DATASET RECORDS:
--
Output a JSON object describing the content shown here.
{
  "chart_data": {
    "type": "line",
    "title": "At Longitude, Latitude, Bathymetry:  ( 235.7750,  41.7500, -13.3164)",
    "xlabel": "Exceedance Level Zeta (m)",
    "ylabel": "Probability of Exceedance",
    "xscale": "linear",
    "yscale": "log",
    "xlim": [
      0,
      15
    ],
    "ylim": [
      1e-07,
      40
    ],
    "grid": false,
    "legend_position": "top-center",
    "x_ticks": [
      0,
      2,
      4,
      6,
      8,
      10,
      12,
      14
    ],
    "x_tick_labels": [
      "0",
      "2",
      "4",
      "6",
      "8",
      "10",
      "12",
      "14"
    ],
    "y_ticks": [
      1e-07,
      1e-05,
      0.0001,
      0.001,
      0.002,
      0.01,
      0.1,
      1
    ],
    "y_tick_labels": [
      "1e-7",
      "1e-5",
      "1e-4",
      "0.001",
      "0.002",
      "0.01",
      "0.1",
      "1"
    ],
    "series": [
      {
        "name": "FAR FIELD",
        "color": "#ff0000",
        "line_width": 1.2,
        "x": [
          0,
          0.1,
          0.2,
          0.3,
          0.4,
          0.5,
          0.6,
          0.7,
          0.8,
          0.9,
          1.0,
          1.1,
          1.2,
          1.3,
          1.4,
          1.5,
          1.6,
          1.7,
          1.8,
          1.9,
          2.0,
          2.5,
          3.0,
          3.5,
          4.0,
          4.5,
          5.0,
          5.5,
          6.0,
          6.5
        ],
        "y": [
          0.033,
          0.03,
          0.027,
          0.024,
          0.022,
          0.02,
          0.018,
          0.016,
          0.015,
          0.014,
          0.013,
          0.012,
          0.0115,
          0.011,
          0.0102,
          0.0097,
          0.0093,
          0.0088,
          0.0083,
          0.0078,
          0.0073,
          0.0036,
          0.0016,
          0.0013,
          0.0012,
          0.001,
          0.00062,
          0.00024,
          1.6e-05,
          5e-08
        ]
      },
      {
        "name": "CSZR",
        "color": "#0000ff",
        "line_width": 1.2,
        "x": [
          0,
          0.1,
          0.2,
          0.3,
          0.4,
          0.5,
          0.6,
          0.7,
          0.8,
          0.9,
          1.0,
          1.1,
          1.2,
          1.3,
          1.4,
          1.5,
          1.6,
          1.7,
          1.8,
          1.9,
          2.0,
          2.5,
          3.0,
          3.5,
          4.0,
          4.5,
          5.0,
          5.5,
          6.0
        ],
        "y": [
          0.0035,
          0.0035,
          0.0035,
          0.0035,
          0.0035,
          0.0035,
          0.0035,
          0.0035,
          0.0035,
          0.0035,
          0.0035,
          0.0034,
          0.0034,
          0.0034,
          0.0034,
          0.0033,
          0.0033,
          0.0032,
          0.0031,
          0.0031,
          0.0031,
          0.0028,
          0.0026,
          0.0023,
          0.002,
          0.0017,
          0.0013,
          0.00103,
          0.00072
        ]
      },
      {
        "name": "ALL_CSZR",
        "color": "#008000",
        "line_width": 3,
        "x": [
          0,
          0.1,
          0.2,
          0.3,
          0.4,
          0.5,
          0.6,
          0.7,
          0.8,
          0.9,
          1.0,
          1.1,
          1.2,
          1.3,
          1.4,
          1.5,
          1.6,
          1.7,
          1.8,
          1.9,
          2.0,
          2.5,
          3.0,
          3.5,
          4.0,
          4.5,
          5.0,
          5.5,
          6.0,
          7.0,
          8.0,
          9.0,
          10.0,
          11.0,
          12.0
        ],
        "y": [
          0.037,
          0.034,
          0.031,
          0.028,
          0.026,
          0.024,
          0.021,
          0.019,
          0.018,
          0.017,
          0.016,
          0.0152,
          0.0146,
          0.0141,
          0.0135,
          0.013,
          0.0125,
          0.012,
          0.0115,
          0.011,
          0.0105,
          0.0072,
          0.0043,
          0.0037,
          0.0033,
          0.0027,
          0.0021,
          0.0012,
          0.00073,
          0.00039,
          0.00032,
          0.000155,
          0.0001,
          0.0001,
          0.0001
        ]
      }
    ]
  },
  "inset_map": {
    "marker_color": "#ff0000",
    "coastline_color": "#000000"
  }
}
--
WHAT TO PRODUCE: Compute the number of lines above that contain the string "name". Reply with that value only.

FINISHED ANSWER: 3